Reproduce every entry below precisely. Pictures are excluded from the copy.
## START
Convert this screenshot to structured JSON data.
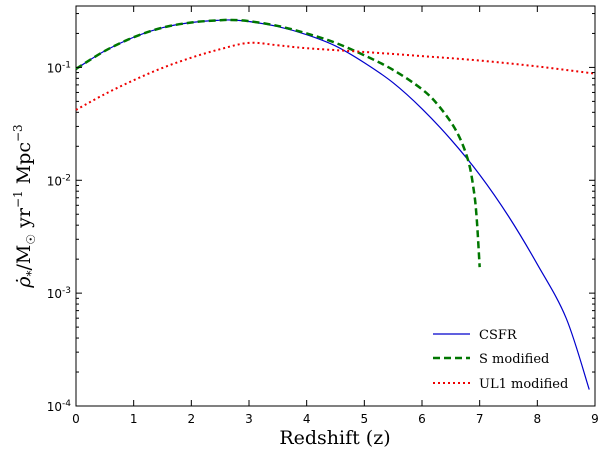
{
  "chart_data": {
    "type": "line",
    "title": "",
    "xlabel": "Redshift (z)",
    "ylabel_main": "ρ̇",
    "ylabel_sub": "*",
    "ylabel_rest": "/M",
    "ylabel_sun": "☉",
    "ylabel_yr": " yr",
    "ylabel_yr_exp": "−1",
    "ylabel_mpc": " Mpc",
    "ylabel_mpc_exp": "−3",
    "xlim": [
      0,
      9
    ],
    "ylim": [
      0.0001,
      0.35
    ],
    "yscale": "log",
    "xticks": [
      "0",
      "1",
      "2",
      "3",
      "4",
      "5",
      "6",
      "7",
      "8",
      "9"
    ],
    "yticks": [
      {
        "value": 0.0001,
        "base": "10",
        "exp": "-4"
      },
      {
        "value": 0.001,
        "base": "10",
        "exp": "-3"
      },
      {
        "value": 0.01,
        "base": "10",
        "exp": "-2"
      },
      {
        "value": 0.1,
        "base": "10",
        "exp": "-1"
      }
    ],
    "grid": false,
    "legend_position": "lower-right",
    "series": [
      {
        "name": "CSFR",
        "color": "#0000cc",
        "style": "solid",
        "x": [
          0,
          0.5,
          1,
          1.5,
          2,
          2.5,
          2.7,
          3,
          3.5,
          4,
          4.5,
          5,
          5.5,
          6,
          6.5,
          7,
          7.5,
          8,
          8.5,
          8.9
        ],
        "y": [
          0.097,
          0.14,
          0.185,
          0.225,
          0.25,
          0.262,
          0.263,
          0.255,
          0.23,
          0.195,
          0.155,
          0.11,
          0.073,
          0.043,
          0.023,
          0.0112,
          0.0048,
          0.0018,
          0.0006,
          0.00014
        ]
      },
      {
        "name": "S modified",
        "color": "#007700",
        "style": "dashed",
        "x": [
          0,
          0.5,
          1,
          1.5,
          2,
          2.5,
          2.7,
          3,
          3.5,
          4,
          4.5,
          5,
          5.5,
          6,
          6.3,
          6.6,
          6.8,
          6.9,
          6.95,
          7.0
        ],
        "y": [
          0.097,
          0.14,
          0.185,
          0.225,
          0.25,
          0.262,
          0.263,
          0.257,
          0.233,
          0.2,
          0.165,
          0.128,
          0.095,
          0.064,
          0.045,
          0.027,
          0.015,
          0.008,
          0.0045,
          0.0017
        ]
      },
      {
        "name": "UL1 modified",
        "color": "#ee0000",
        "style": "dotted",
        "x": [
          0,
          0.5,
          1,
          1.5,
          2,
          2.5,
          3,
          3.5,
          4,
          5,
          6,
          7,
          8,
          9
        ],
        "y": [
          0.042,
          0.058,
          0.077,
          0.099,
          0.122,
          0.145,
          0.165,
          0.157,
          0.148,
          0.137,
          0.126,
          0.115,
          0.102,
          0.088
        ]
      }
    ]
  }
}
## END
§ **EXPECTED ANSWER**
Convert this screenshot to structured JSON data.
{
  "chart_data": {
    "type": "line",
    "title": "",
    "xlabel": "Redshift (z)",
    "ylabel_main": "ρ̇",
    "ylabel_sub": "*",
    "ylabel_rest": "/M",
    "ylabel_sun": "☉",
    "ylabel_yr": " yr",
    "ylabel_yr_exp": "−1",
    "ylabel_mpc": " Mpc",
    "ylabel_mpc_exp": "−3",
    "xlim": [
      0,
      9
    ],
    "ylim": [
      0.0001,
      0.35
    ],
    "yscale": "log",
    "xticks": [
      "0",
      "1",
      "2",
      "3",
      "4",
      "5",
      "6",
      "7",
      "8",
      "9"
    ],
    "yticks": [
      {
        "value": 0.0001,
        "base": "10",
        "exp": "-4"
      },
      {
        "value": 0.001,
        "base": "10",
        "exp": "-3"
      },
      {
        "value": 0.01,
        "base": "10",
        "exp": "-2"
      },
      {
        "value": 0.1,
        "base": "10",
        "exp": "-1"
      }
    ],
    "grid": false,
    "legend_position": "lower-right",
    "series": [
      {
        "name": "CSFR",
        "color": "#0000cc",
        "style": "solid",
        "x": [
          0,
          0.5,
          1,
          1.5,
          2,
          2.5,
          2.7,
          3,
          3.5,
          4,
          4.5,
          5,
          5.5,
          6,
          6.5,
          7,
          7.5,
          8,
          8.5,
          8.9
        ],
        "y": [
          0.097,
          0.14,
          0.185,
          0.225,
          0.25,
          0.262,
          0.263,
          0.255,
          0.23,
          0.195,
          0.155,
          0.11,
          0.073,
          0.043,
          0.023,
          0.0112,
          0.0048,
          0.0018,
          0.0006,
          0.00014
        ]
      },
      {
        "name": "S modified",
        "color": "#007700",
        "style": "dashed",
        "x": [
          0,
          0.5,
          1,
          1.5,
          2,
          2.5,
          2.7,
          3,
          3.5,
          4,
          4.5,
          5,
          5.5,
          6,
          6.3,
          6.6,
          6.8,
          6.9,
          6.95,
          7.0
        ],
        "y": [
          0.097,
          0.14,
          0.185,
          0.225,
          0.25,
          0.262,
          0.263,
          0.257,
          0.233,
          0.2,
          0.165,
          0.128,
          0.095,
          0.064,
          0.045,
          0.027,
          0.015,
          0.008,
          0.0045,
          0.0017
        ]
      },
      {
        "name": "UL1 modified",
        "color": "#ee0000",
        "style": "dotted",
        "x": [
          0,
          0.5,
          1,
          1.5,
          2,
          2.5,
          3,
          3.5,
          4,
          5,
          6,
          7,
          8,
          9
        ],
        "y": [
          0.042,
          0.058,
          0.077,
          0.099,
          0.122,
          0.145,
          0.165,
          0.157,
          0.148,
          0.137,
          0.126,
          0.115,
          0.102,
          0.088
        ]
      }
    ]
  }
}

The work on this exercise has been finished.